━━━ MATERIAL FOR THIS EXERCISE ━━━

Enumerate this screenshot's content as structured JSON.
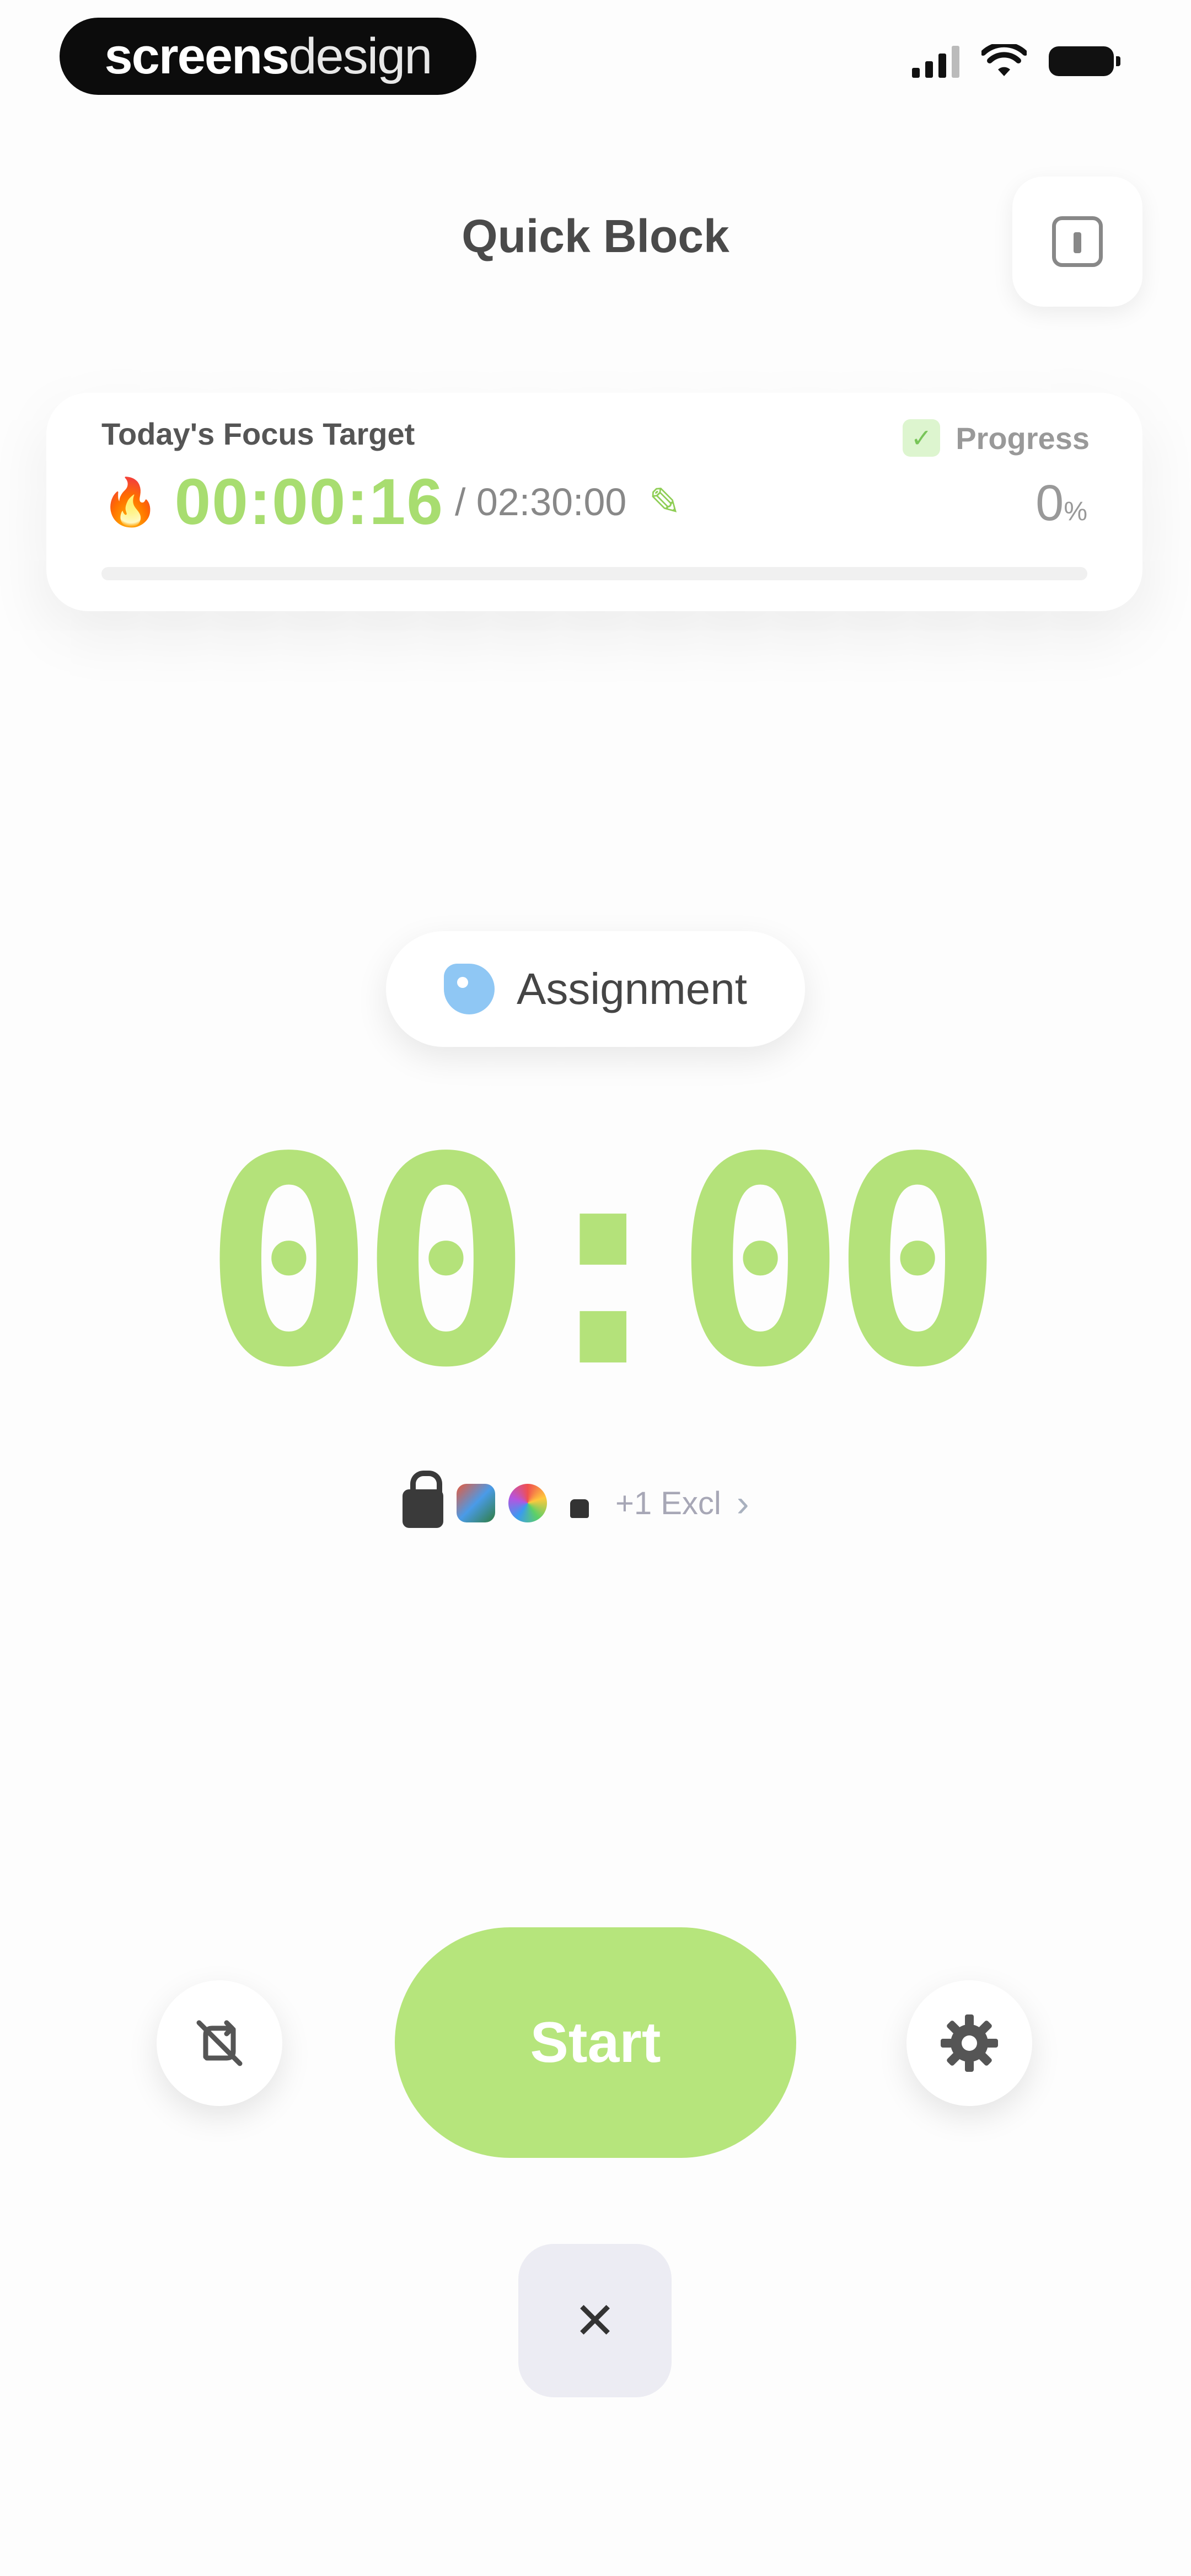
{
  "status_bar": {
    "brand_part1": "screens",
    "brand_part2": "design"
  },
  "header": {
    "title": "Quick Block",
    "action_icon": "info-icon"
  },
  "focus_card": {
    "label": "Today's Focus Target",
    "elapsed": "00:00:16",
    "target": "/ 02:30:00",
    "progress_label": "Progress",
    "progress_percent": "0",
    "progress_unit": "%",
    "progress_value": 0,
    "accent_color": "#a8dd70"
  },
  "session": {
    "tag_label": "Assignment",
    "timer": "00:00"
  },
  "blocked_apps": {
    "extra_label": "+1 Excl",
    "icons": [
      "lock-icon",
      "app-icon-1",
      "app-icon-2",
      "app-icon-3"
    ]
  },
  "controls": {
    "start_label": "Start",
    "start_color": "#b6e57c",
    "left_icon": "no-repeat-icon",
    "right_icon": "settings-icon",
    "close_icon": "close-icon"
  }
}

━━━

TASK GOAL.
Leave the pictures out, and print every line of the listing exactly as written.

SOLUTION TO THIS TASK.
Enumerate this screenshot's content as structured JSON.
{
  "status_bar": {
    "brand_part1": "screens",
    "brand_part2": "design"
  },
  "header": {
    "title": "Quick Block",
    "action_icon": "info-icon"
  },
  "focus_card": {
    "label": "Today's Focus Target",
    "elapsed": "00:00:16",
    "target": "/ 02:30:00",
    "progress_label": "Progress",
    "progress_percent": "0",
    "progress_unit": "%",
    "progress_value": 0,
    "accent_color": "#a8dd70"
  },
  "session": {
    "tag_label": "Assignment",
    "timer": "00:00"
  },
  "blocked_apps": {
    "extra_label": "+1 Excl",
    "icons": [
      "lock-icon",
      "app-icon-1",
      "app-icon-2",
      "app-icon-3"
    ]
  },
  "controls": {
    "start_label": "Start",
    "start_color": "#b6e57c",
    "left_icon": "no-repeat-icon",
    "right_icon": "settings-icon",
    "close_icon": "close-icon"
  }
}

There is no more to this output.